*Records for processing:*

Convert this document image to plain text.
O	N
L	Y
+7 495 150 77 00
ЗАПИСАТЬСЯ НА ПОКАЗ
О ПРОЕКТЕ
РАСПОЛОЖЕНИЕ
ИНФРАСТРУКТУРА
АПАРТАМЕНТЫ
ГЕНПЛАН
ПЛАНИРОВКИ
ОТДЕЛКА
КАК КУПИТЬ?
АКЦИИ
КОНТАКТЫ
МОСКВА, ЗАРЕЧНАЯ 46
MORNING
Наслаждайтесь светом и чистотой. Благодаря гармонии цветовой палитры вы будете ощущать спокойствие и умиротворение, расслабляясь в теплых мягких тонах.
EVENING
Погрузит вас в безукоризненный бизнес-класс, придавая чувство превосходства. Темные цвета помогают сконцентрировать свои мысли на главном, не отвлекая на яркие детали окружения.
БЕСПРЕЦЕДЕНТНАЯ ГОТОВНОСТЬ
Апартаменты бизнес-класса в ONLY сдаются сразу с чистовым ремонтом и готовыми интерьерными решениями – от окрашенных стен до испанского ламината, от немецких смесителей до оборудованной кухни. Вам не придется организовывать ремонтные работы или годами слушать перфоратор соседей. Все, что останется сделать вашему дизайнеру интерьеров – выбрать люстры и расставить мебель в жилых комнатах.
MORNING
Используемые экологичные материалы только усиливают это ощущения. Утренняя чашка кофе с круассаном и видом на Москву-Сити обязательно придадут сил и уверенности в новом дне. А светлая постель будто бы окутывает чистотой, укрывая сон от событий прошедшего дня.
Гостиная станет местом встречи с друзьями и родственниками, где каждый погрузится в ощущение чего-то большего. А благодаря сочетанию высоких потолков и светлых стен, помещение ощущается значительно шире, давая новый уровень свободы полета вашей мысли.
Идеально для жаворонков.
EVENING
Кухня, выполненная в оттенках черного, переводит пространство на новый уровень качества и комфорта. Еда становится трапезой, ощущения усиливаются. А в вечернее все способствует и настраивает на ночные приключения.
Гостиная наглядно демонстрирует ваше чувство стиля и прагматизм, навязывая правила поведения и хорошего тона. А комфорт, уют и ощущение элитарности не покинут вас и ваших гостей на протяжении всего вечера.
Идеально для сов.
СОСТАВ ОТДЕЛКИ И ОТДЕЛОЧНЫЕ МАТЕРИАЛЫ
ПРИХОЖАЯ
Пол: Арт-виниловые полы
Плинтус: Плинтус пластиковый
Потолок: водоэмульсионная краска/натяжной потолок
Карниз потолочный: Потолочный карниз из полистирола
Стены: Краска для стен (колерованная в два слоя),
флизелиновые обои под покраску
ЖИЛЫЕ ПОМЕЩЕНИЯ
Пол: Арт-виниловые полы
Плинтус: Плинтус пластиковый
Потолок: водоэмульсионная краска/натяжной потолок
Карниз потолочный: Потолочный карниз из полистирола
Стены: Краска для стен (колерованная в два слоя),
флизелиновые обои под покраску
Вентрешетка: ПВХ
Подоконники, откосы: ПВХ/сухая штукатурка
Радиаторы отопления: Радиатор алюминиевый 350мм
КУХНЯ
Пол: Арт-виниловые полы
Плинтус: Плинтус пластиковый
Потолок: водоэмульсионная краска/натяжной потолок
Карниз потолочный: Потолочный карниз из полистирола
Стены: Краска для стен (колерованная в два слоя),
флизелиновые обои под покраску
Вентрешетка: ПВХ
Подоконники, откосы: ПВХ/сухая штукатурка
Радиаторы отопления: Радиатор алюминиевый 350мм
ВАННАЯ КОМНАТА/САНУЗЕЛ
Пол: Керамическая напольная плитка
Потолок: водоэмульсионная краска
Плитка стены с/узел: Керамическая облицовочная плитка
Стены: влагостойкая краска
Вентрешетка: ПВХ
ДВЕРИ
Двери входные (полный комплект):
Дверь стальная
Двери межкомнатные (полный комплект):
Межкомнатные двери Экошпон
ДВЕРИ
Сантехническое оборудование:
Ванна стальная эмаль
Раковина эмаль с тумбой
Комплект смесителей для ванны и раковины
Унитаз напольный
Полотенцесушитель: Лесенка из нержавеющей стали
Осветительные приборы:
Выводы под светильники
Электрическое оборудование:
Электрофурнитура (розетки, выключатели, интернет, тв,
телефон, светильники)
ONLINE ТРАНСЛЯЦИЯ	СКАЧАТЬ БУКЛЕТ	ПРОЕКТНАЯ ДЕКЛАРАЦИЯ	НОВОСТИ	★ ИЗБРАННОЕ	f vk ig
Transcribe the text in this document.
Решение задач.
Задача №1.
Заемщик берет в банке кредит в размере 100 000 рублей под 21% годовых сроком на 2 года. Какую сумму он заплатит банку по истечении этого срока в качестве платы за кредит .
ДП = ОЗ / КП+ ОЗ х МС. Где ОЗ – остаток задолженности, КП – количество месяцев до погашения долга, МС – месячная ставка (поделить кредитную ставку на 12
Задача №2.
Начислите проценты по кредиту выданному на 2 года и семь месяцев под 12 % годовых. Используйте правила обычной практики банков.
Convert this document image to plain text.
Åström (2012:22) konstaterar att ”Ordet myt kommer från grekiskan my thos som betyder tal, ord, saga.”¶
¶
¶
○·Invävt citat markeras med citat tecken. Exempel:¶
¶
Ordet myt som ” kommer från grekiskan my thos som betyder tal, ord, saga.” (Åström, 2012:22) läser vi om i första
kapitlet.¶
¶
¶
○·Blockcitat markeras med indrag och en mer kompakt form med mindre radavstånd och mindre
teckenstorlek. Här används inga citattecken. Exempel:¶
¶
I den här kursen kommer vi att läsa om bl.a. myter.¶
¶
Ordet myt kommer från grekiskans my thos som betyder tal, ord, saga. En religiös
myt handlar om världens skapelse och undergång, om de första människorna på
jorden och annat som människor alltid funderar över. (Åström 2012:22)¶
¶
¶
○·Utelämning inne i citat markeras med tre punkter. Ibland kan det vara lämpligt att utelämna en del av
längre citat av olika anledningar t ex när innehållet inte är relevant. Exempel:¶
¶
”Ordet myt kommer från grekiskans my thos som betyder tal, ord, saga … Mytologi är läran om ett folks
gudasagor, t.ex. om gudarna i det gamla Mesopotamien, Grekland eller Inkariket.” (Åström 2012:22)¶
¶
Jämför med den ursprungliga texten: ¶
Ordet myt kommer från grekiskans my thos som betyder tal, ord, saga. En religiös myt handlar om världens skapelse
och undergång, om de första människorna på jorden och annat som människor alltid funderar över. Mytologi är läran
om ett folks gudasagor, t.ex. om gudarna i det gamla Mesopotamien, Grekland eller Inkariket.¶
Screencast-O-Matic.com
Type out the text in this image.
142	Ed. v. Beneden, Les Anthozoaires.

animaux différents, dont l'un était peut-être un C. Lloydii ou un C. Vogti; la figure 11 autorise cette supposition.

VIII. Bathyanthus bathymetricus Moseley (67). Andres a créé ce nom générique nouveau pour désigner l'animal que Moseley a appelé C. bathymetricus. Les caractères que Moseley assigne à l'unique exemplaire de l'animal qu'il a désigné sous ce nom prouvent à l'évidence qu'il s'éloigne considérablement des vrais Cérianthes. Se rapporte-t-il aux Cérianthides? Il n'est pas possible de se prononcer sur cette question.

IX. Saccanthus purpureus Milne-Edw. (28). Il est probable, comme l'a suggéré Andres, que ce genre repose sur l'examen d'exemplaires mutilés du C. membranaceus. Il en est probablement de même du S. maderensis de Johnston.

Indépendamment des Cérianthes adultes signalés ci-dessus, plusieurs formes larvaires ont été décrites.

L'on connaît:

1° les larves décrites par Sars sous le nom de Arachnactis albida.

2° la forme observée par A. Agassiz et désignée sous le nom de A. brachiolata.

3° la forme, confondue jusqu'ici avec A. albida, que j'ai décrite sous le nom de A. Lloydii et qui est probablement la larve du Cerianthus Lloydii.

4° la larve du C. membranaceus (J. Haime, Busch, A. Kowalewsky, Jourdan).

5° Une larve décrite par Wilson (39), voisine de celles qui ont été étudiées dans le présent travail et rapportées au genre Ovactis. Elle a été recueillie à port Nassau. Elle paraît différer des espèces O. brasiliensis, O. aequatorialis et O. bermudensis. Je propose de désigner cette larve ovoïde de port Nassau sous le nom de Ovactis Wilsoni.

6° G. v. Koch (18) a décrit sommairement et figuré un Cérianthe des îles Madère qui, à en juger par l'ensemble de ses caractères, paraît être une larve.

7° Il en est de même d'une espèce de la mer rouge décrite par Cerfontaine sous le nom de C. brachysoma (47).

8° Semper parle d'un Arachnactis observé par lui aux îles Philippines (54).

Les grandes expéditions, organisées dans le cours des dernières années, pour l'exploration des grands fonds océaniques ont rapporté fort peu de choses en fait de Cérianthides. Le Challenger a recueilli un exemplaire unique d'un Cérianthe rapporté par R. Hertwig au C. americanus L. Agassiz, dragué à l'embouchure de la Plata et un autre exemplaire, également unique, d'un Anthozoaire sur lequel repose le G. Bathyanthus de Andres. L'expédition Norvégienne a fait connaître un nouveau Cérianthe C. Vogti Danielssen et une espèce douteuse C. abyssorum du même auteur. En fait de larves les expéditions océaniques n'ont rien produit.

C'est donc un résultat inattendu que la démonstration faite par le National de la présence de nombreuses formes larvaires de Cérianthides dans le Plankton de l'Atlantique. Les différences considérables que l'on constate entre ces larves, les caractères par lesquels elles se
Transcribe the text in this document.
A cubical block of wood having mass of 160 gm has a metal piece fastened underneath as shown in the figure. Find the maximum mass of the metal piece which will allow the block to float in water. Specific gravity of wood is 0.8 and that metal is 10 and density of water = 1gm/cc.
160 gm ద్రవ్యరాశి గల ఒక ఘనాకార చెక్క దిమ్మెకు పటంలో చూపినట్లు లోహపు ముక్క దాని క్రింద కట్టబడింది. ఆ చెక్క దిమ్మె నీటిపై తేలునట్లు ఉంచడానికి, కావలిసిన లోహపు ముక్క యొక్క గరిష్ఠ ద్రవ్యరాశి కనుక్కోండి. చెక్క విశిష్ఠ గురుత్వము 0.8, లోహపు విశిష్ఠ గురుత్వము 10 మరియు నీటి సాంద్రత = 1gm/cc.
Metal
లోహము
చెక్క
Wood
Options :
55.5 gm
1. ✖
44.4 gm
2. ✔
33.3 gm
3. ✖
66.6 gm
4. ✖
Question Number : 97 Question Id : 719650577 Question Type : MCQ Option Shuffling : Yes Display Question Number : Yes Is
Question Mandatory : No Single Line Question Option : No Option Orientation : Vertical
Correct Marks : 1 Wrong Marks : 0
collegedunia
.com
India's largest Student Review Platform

*Required work:* In the entries above, find the lines containing the word "genre" and say how many there are, with no other words.

*Answer to the problem:* 2